**Exercise details**
Copy each line of the entries beneath that contains the word "мероприятие".

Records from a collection
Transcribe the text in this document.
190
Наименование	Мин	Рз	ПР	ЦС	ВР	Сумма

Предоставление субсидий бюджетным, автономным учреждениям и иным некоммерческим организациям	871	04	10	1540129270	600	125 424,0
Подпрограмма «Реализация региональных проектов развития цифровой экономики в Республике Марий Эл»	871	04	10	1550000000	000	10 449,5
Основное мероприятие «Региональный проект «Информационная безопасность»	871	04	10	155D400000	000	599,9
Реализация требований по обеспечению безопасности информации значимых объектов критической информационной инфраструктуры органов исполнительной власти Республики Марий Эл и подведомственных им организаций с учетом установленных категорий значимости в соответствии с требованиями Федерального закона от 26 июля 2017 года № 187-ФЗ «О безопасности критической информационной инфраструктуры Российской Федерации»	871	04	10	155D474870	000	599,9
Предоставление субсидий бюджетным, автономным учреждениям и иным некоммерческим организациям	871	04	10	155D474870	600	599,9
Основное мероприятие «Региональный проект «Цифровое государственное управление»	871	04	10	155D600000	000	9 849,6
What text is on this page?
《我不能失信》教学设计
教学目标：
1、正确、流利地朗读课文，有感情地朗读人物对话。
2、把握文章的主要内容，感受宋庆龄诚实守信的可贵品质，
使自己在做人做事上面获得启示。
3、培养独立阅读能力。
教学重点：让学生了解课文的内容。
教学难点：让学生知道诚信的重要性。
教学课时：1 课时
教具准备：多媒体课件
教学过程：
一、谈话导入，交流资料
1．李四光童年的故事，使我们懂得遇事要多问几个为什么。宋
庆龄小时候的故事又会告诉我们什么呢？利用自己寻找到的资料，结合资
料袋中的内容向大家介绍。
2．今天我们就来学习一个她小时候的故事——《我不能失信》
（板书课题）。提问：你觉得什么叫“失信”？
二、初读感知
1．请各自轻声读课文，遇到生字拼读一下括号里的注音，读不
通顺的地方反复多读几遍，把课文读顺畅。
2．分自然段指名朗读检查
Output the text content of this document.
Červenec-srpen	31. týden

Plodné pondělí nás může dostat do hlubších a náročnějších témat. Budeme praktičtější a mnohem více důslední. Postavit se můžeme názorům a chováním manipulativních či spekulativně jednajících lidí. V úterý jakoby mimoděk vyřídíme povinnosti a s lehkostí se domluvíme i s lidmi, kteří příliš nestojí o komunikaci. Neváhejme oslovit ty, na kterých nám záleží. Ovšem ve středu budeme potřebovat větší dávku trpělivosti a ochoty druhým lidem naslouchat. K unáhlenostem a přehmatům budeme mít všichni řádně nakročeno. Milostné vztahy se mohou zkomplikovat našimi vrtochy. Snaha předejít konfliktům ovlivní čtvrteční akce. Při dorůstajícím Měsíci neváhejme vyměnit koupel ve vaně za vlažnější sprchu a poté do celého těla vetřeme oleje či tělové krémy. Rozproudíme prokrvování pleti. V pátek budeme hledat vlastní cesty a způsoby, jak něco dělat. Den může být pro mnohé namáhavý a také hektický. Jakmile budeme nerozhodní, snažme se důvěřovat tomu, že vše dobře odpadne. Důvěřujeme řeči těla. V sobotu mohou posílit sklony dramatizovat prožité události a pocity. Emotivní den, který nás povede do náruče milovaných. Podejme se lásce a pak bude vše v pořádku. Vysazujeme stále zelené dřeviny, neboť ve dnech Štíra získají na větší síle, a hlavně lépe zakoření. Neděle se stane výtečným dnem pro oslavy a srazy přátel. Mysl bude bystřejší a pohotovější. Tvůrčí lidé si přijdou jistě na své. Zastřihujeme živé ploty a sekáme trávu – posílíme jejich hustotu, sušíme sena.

**Output of the exercise**
Основное мероприятие «Региональный проект «Информационная безопасность»	871	04	10	155D400000	000	599,9
Основное мероприятие «Региональный проект «Цифровое государственное управление»	871	04	10	155D600000	000	9 849,6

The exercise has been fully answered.